> Source material
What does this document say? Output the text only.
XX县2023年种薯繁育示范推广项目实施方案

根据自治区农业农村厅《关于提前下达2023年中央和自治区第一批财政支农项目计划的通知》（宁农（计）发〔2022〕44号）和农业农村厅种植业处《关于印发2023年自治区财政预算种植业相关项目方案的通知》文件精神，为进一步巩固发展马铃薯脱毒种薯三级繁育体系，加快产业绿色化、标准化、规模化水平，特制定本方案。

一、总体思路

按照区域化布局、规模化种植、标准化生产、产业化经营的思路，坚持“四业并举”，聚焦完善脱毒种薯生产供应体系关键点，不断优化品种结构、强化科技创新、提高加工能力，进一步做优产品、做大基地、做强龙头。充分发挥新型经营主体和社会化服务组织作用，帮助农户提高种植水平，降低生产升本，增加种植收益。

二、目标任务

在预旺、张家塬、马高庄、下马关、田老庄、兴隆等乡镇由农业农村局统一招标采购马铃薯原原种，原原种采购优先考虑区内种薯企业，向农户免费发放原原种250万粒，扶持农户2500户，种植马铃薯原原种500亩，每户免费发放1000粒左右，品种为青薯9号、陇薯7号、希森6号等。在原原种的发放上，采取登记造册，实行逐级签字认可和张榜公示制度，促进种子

> What you are asked to do
Repeat every line of the records above exactly.

> Reply
What does this document say? Output the text only.
XX县2023年种薯繁育示范推广项目实施方案

根据自治区农业农村厅《关于提前下达2023年中央和自治区第一批财政支农项目计划的通知》（宁农（计）发〔2022〕44号）和农业农村厅种植业处《关于印发2023年自治区财政预算种植业相关项目方案的通知》文件精神，为进一步巩固发展马铃薯脱毒种薯三级繁育体系，加快产业绿色化、标准化、规模化水平，特制定本方案。

一、总体思路

按照区域化布局、规模化种植、标准化生产、产业化经营的思路，坚持“四业并举”，聚焦完善脱毒种薯生产供应体系关键点，不断优化品种结构、强化科技创新、提高加工能力，进一步做优产品、做大基地、做强龙头。充分发挥新型经营主体和社会化服务组织作用，帮助农户提高种植水平，降低生产升本，增加种植收益。

二、目标任务

在预旺、张家塬、马高庄、下马关、田老庄、兴隆等乡镇由农业农村局统一招标采购马铃薯原原种，原原种采购优先考虑区内种薯企业，向农户免费发放原原种250万粒，扶持农户2500户，种植马铃薯原原种500亩，每户免费发放1000粒左右，品种为青薯9号、陇薯7号、希森6号等。在原原种的发放上，采取登记造册，实行逐级签字认可和张榜公示制度，促进种子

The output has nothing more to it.